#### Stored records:
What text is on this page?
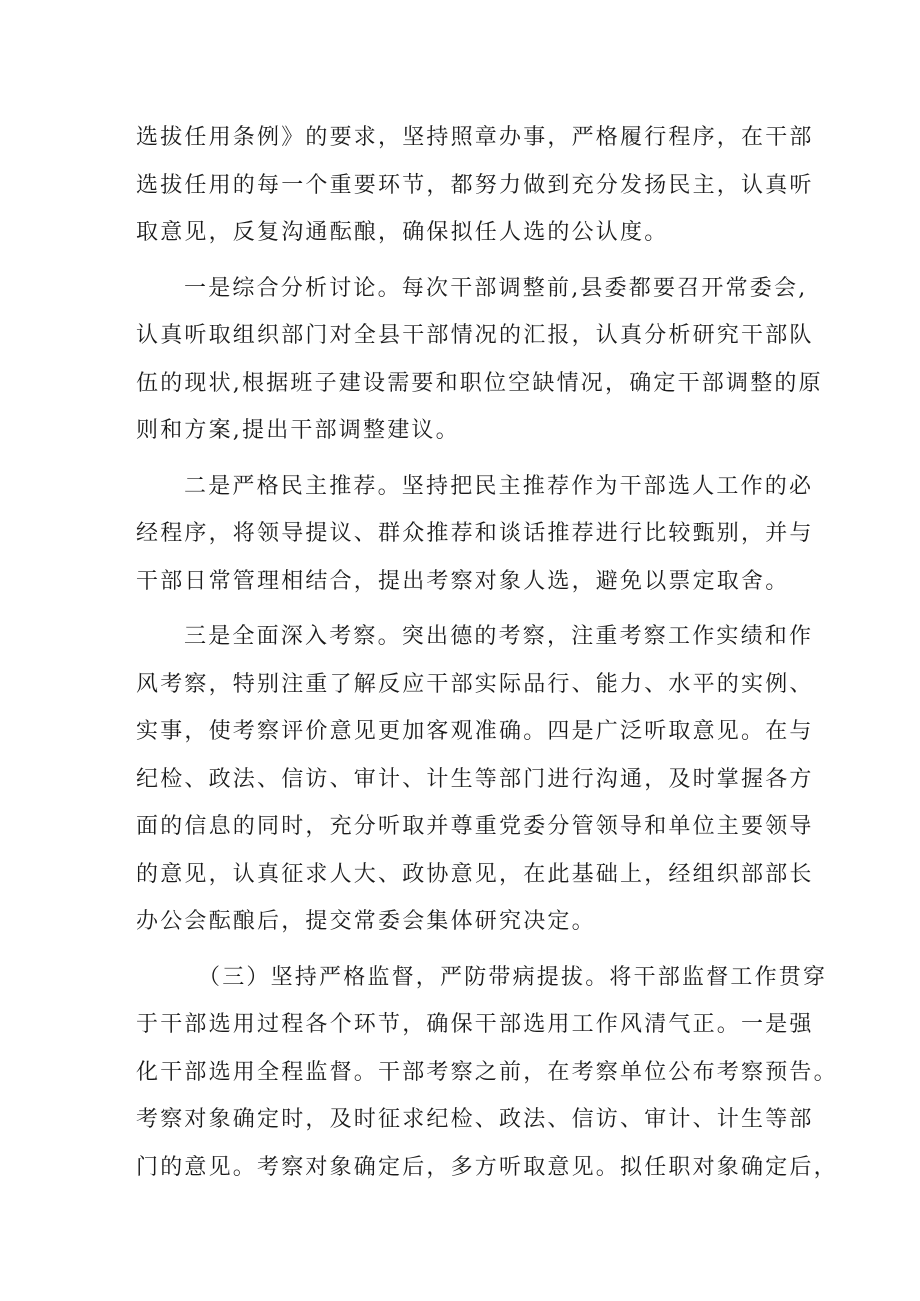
选拔任用条例》的要求，坚持照章办事，严格履行程序，在干部
选拔任用的每一个重要环节，都努力做到充分发扬民主，认真听
取意见，反复沟通酝酿，确保拟任人选的公认度。
一是综合分析讨论。每次干部调整前,县委都要召开常委会,
认真听取组织部门对全县干部情况的汇报，认真分析研究干部队
伍的现状,根据班子建设需要和职位空缺情况，确定干部调整的原
则和方案,提出干部调整建议。
二是严格民主推荐。坚持把民主推荐作为干部选人工作的必
经程序，将领导提议、群众推荐和谈话推荐进行比较甄别，并与
干部日常管理相结合，提出考察对象人选，避免以票定取舍。
三是全面深入考察。突出德的考察，注重考察工作实绩和作
风考察，特别注重了解反应干部实际品行、能力、水平的实例、
实事，使考察评价意见更加客观准确。四是广泛听取意见。在与
纪检、政法、信访、审计、计生等部门进行沟通，及时掌握各方
面的信息的同时，充分听取并尊重党委分管领导和单位主要领导
的意见，认真征求人大、政协意见，在此基础上，经组织部部长
办公会酝酿后，提交常委会集体研究决定。
（三）坚持严格监督，严防带病提拔。将干部监督工作贯穿
于干部选用过程各个环节，确保干部选用工作风清气正。一是强
化干部选用全程监督。干部考察之前，在考察单位公布考察预告。
考察对象确定时，及时征求纪检、政法、信访、审计、计生等部
门的意见。考察对象确定后，多方听取意见。拟任职对象确定后，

#### THE REQUEST:
Pictures in the data above should not be copied; transcribe everything else exactly.

#### SOLUTION TO THIS PROBLEM:
What text is on this page?
选拔任用条例》的要求，坚持照章办事，严格履行程序，在干部
选拔任用的每一个重要环节，都努力做到充分发扬民主，认真听
取意见，反复沟通酝酿，确保拟任人选的公认度。
一是综合分析讨论。每次干部调整前,县委都要召开常委会,
认真听取组织部门对全县干部情况的汇报，认真分析研究干部队
伍的现状,根据班子建设需要和职位空缺情况，确定干部调整的原
则和方案,提出干部调整建议。
二是严格民主推荐。坚持把民主推荐作为干部选人工作的必
经程序，将领导提议、群众推荐和谈话推荐进行比较甄别，并与
干部日常管理相结合，提出考察对象人选，避免以票定取舍。
三是全面深入考察。突出德的考察，注重考察工作实绩和作
风考察，特别注重了解反应干部实际品行、能力、水平的实例、
实事，使考察评价意见更加客观准确。四是广泛听取意见。在与
纪检、政法、信访、审计、计生等部门进行沟通，及时掌握各方
面的信息的同时，充分听取并尊重党委分管领导和单位主要领导
的意见，认真征求人大、政协意见，在此基础上，经组织部部长
办公会酝酿后，提交常委会集体研究决定。
（三）坚持严格监督，严防带病提拔。将干部监督工作贯穿
于干部选用过程各个环节，确保干部选用工作风清气正。一是强
化干部选用全程监督。干部考察之前，在考察单位公布考察预告。
考察对象确定时，及时征求纪检、政法、信访、审计、计生等部
门的意见。考察对象确定后，多方听取意见。拟任职对象确定后，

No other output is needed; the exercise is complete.